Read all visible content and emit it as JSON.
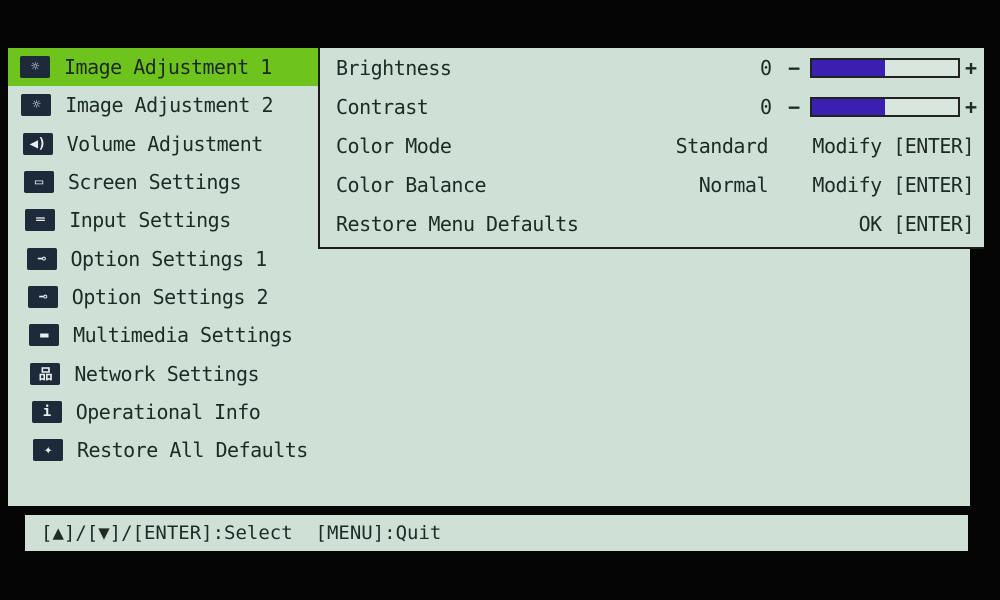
{
  "menu": {
    "items": [
      {
        "label": "Image Adjustment 1",
        "icon": "brightness-icon",
        "glyph": "☼",
        "selected": true
      },
      {
        "label": "Image Adjustment 2",
        "icon": "brightness-icon",
        "glyph": "☼"
      },
      {
        "label": "Volume Adjustment",
        "icon": "speaker-icon",
        "glyph": "◀)"
      },
      {
        "label": "Screen Settings",
        "icon": "screen-icon",
        "glyph": "▭"
      },
      {
        "label": "Input Settings",
        "icon": "input-plug-icon",
        "glyph": "═"
      },
      {
        "label": "Option Settings 1",
        "icon": "wrench-icon",
        "glyph": "⊸"
      },
      {
        "label": "Option Settings 2",
        "icon": "wrench-icon",
        "glyph": "⊸"
      },
      {
        "label": "Multimedia Settings",
        "icon": "folder-icon",
        "glyph": "▬"
      },
      {
        "label": "Network Settings",
        "icon": "network-icon",
        "glyph": "品"
      },
      {
        "label": "Operational Info",
        "icon": "info-icon",
        "glyph": "i"
      },
      {
        "label": "Restore All Defaults",
        "icon": "sparkle-icon",
        "glyph": "✦"
      }
    ]
  },
  "submenu": {
    "brightness": {
      "label": "Brightness",
      "value": "0",
      "minus": "−",
      "plus": "+",
      "level_percent": 50
    },
    "contrast": {
      "label": "Contrast",
      "value": "0",
      "minus": "−",
      "plus": "+",
      "level_percent": 50
    },
    "color_mode": {
      "label": "Color Mode",
      "value": "Standard",
      "action": "Modify [ENTER]"
    },
    "color_balance": {
      "label": "Color Balance",
      "value": "Normal",
      "action": "Modify [ENTER]"
    },
    "restore": {
      "label": "Restore Menu Defaults",
      "action": "OK [ENTER]"
    }
  },
  "footer": {
    "hint": "[▲]/[▼]/[ENTER]:Select  [MENU]:Quit"
  },
  "colors": {
    "selected": "#6ec41c",
    "background": "#cfe0d6",
    "bar_fill": "#3a1fb0"
  }
}
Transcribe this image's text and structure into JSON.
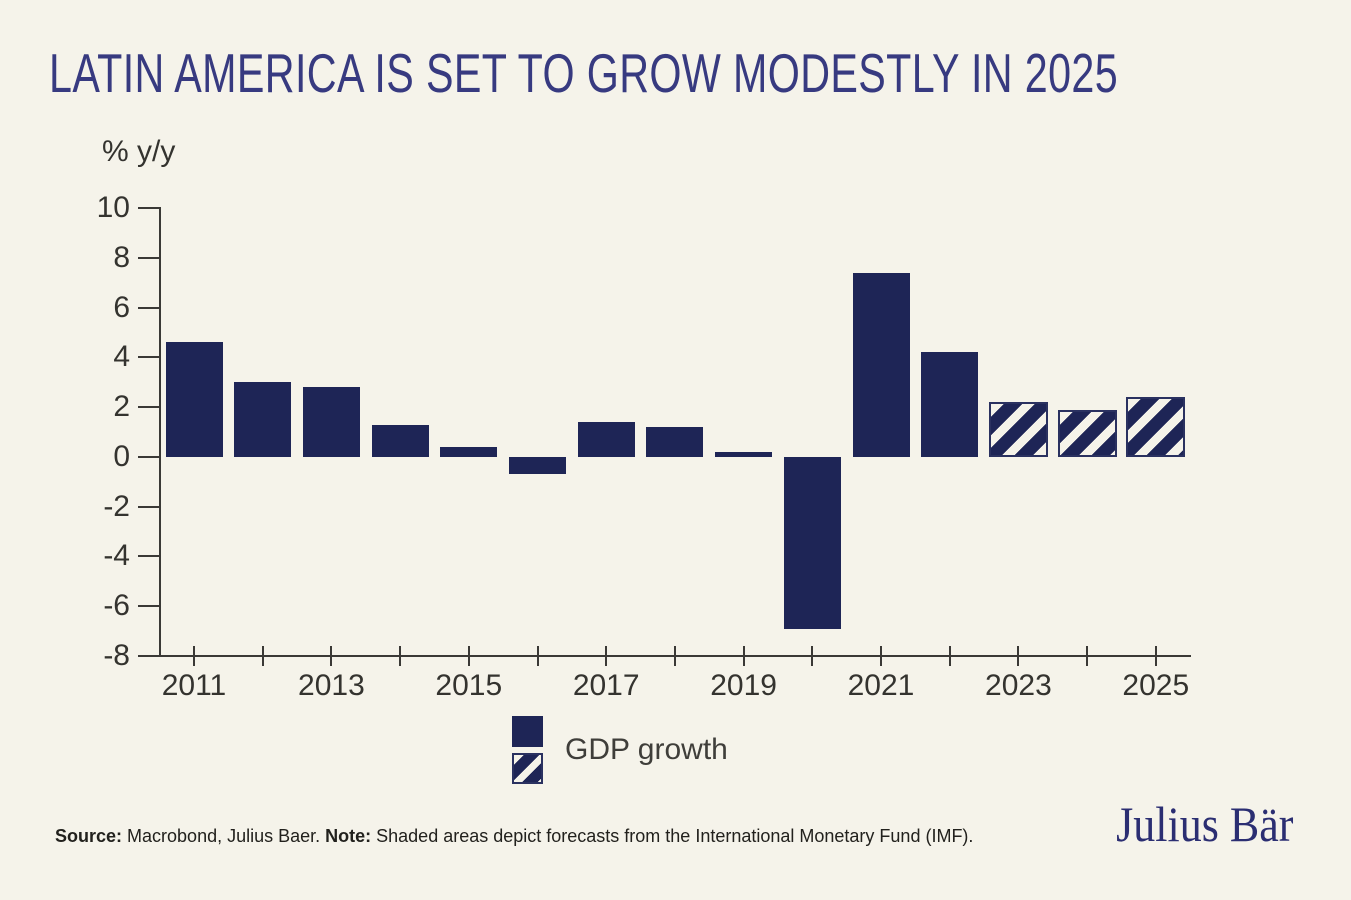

Task prompt | The records above must be transcribed exactly. Pictures are left out of the copy.

Task answer |
Read all visible content and emit it as JSON.
{
  "menu": {
    "items": [
      {
        "label": "Image Adjustment 1",
        "icon": "brightness-icon",
        "glyph": "☼",
        "selected": true
      },
      {
        "label": "Image Adjustment 2",
        "icon": "brightness-icon",
        "glyph": "☼"
      },
      {
        "label": "Volume Adjustment",
        "icon": "speaker-icon",
        "glyph": "◀)"
      },
      {
        "label": "Screen Settings",
        "icon": "screen-icon",
        "glyph": "▭"
      },
      {
        "label": "Input Settings",
        "icon": "input-plug-icon",
        "glyph": "═"
      },
      {
        "label": "Option Settings 1",
        "icon": "wrench-icon",
        "glyph": "⊸"
      },
      {
        "label": "Option Settings 2",
        "icon": "wrench-icon",
        "glyph": "⊸"
      },
      {
        "label": "Multimedia Settings",
        "icon": "folder-icon",
        "glyph": "▬"
      },
      {
        "label": "Network Settings",
        "icon": "network-icon",
        "glyph": "品"
      },
      {
        "label": "Operational Info",
        "icon": "info-icon",
        "glyph": "i"
      },
      {
        "label": "Restore All Defaults",
        "icon": "sparkle-icon",
        "glyph": "✦"
      }
    ]
  },
  "submenu": {
    "brightness": {
      "label": "Brightness",
      "value": "0",
      "minus": "−",
      "plus": "+",
      "level_percent": 50
    },
    "contrast": {
      "label": "Contrast",
      "value": "0",
      "minus": "−",
      "plus": "+",
      "level_percent": 50
    },
    "color_mode": {
      "label": "Color Mode",
      "value": "Standard",
      "action": "Modify [ENTER]"
    },
    "color_balance": {
      "label": "Color Balance",
      "value": "Normal",
      "action": "Modify [ENTER]"
    },
    "restore": {
      "label": "Restore Menu Defaults",
      "action": "OK [ENTER]"
    }
  },
  "footer": {
    "hint": "[▲]/[▼]/[ENTER]:Select  [MENU]:Quit"
  },
  "colors": {
    "selected": "#6ec41c",
    "background": "#cfe0d6",
    "bar_fill": "#3a1fb0"
  }
}
Transcribe this image's text and structure into JSON.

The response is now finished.